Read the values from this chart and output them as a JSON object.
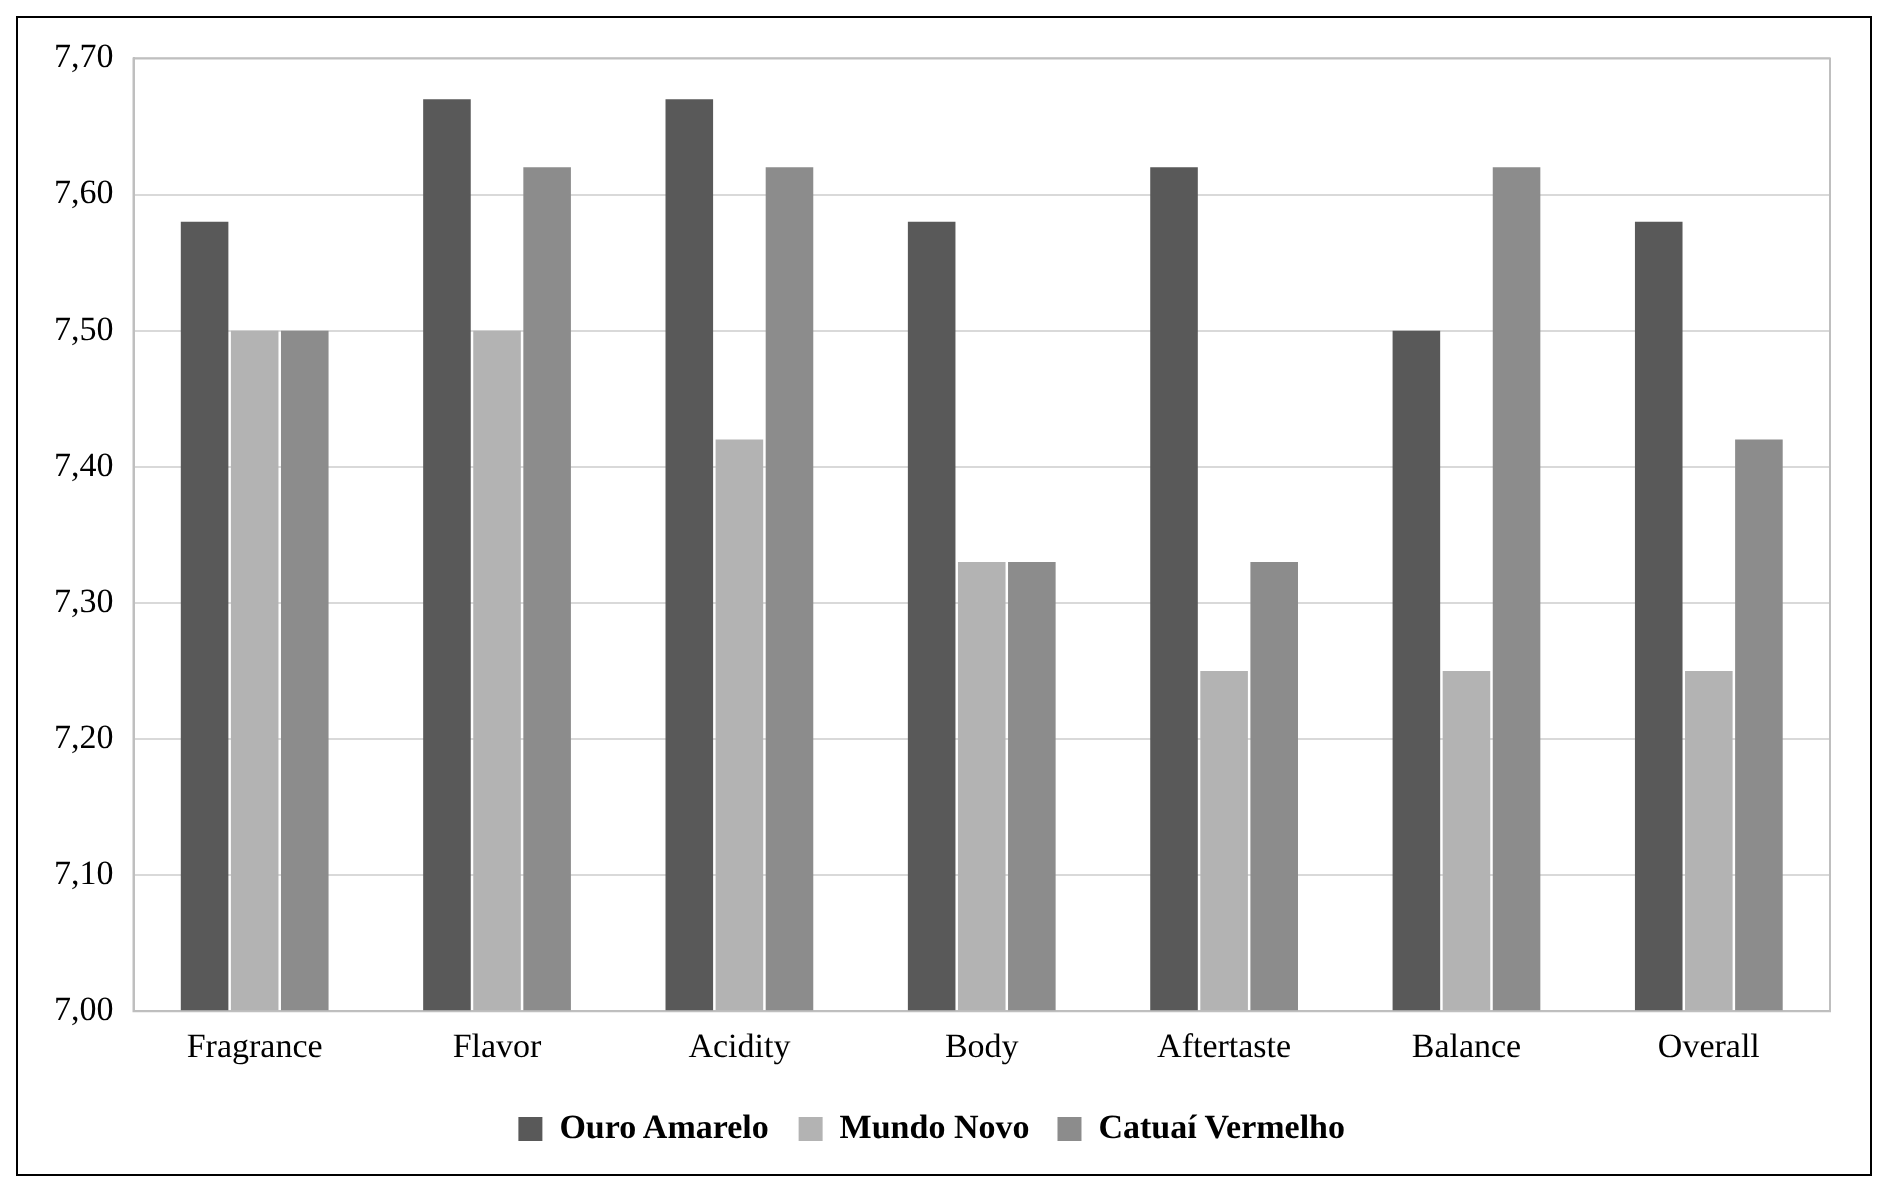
{
  "chart_data": {
    "type": "bar",
    "categories": [
      "Fragrance",
      "Flavor",
      "Acidity",
      "Body",
      "Aftertaste",
      "Balance",
      "Overall"
    ],
    "series": [
      {
        "name": "Ouro Amarelo",
        "color": "#595959",
        "values": [
          7.58,
          7.67,
          7.67,
          7.58,
          7.62,
          7.5,
          7.58
        ]
      },
      {
        "name": "Mundo Novo",
        "color": "#b3b3b3",
        "values": [
          7.5,
          7.5,
          7.42,
          7.33,
          7.25,
          7.25,
          7.25
        ]
      },
      {
        "name": "Catuaí Vermelho",
        "color": "#8c8c8c",
        "values": [
          7.5,
          7.62,
          7.62,
          7.33,
          7.33,
          7.62,
          7.42
        ]
      }
    ],
    "ylim": [
      7,
      7.7
    ],
    "yticks": [
      {
        "value": 7,
        "label": "7,00"
      },
      {
        "value": 7.1,
        "label": "7,10"
      },
      {
        "value": 7.2,
        "label": "7,20"
      },
      {
        "value": 7.3,
        "label": "7,30"
      },
      {
        "value": 7.4,
        "label": "7,40"
      },
      {
        "value": 7.5,
        "label": "7,50"
      },
      {
        "value": 7.6,
        "label": "7,60"
      },
      {
        "value": 7.7,
        "label": "7,70"
      }
    ],
    "grid": "y",
    "legend": "bottom"
  }
}
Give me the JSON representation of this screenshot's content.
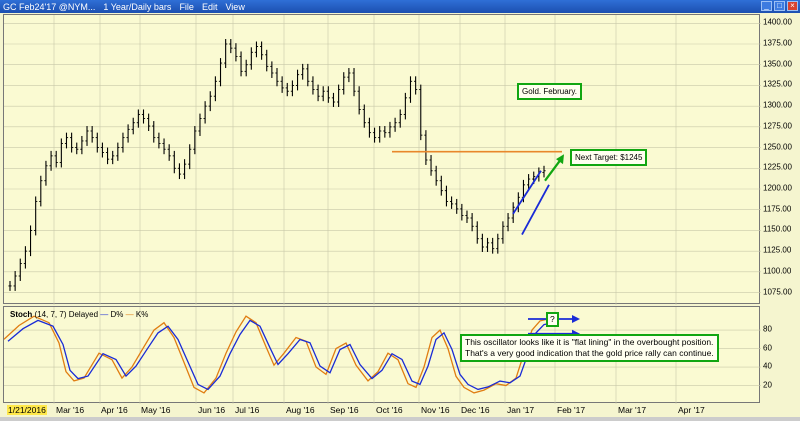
{
  "window": {
    "title": "GC Feb24'17 @NYM...",
    "timeframe": "1 Year/Daily bars",
    "menu": [
      "File",
      "Edit",
      "View"
    ]
  },
  "price_axis": {
    "ticks": [
      1400,
      1375,
      1350,
      1325,
      1300,
      1275,
      1250,
      1225,
      1200,
      1175,
      1150,
      1125,
      1100,
      1075
    ],
    "labels": [
      "1400.00",
      "1375.00",
      "1350.00",
      "1325.00",
      "1300.00",
      "1275.00",
      "1250.00",
      "1225.00",
      "1200.00",
      "1175.00",
      "1150.00",
      "1125.00",
      "1100.00",
      "1075.00"
    ],
    "range": [
      1060,
      1410
    ]
  },
  "osc_axis": {
    "ticks": [
      20,
      40,
      60,
      80
    ],
    "range": [
      0,
      105
    ]
  },
  "x_axis": {
    "labels": [
      "1/21/2016",
      "Mar '16",
      "Apr '16",
      "May '16",
      "Jun '16",
      "Jul '16",
      "Aug '16",
      "Sep '16",
      "Oct '16",
      "Nov '16",
      "Dec '16",
      "Jan '17",
      "Feb '17",
      "Mar '17",
      "Apr '17"
    ]
  },
  "oscillator": {
    "name": "Stoch",
    "params": "(14, 7, 7) Delayed",
    "legend": [
      "D%",
      "K%"
    ],
    "colors": {
      "d": "#1a2bd6",
      "k": "#e07d12"
    }
  },
  "annotations": {
    "title": "Gold. February.",
    "target": "Next Target: $1245",
    "question": "?",
    "comment_line1": "This oscillator looks like it is \"flat lining\" in the overbought position.",
    "comment_line2": "That's a very good indication that the gold price rally can continue."
  },
  "chart_data": {
    "type": "line",
    "ylabel": "",
    "xlabel": "",
    "target_level": 1245,
    "series": [
      {
        "values": [
          1083,
          1095,
          1110,
          1125,
          1150,
          1185,
          1210,
          1228,
          1240,
          1232,
          1255,
          1262,
          1250,
          1248,
          1258,
          1270,
          1262,
          1250,
          1244,
          1236,
          1240,
          1250,
          1262,
          1272,
          1280,
          1290,
          1285,
          1276,
          1262,
          1255,
          1248,
          1240,
          1225,
          1218,
          1230,
          1248,
          1270,
          1285,
          1300,
          1312,
          1330,
          1352,
          1375,
          1370,
          1360,
          1342,
          1350,
          1365,
          1372,
          1362,
          1348,
          1340,
          1330,
          1322,
          1318,
          1325,
          1338,
          1345,
          1330,
          1320,
          1312,
          1318,
          1310,
          1305,
          1320,
          1335,
          1340,
          1318,
          1296,
          1280,
          1268,
          1262,
          1270,
          1268,
          1275,
          1280,
          1290,
          1310,
          1330,
          1320,
          1265,
          1235,
          1222,
          1210,
          1198,
          1185,
          1182,
          1176,
          1168,
          1165,
          1155,
          1140,
          1130,
          1135,
          1128,
          1140,
          1155,
          1165,
          1178,
          1190,
          1205,
          1212,
          1215,
          1220,
          1222
        ]
      }
    ]
  }
}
——
» What you need to do
Report only how many lines in the listing contain the string "oscillator".

» Finished answer
2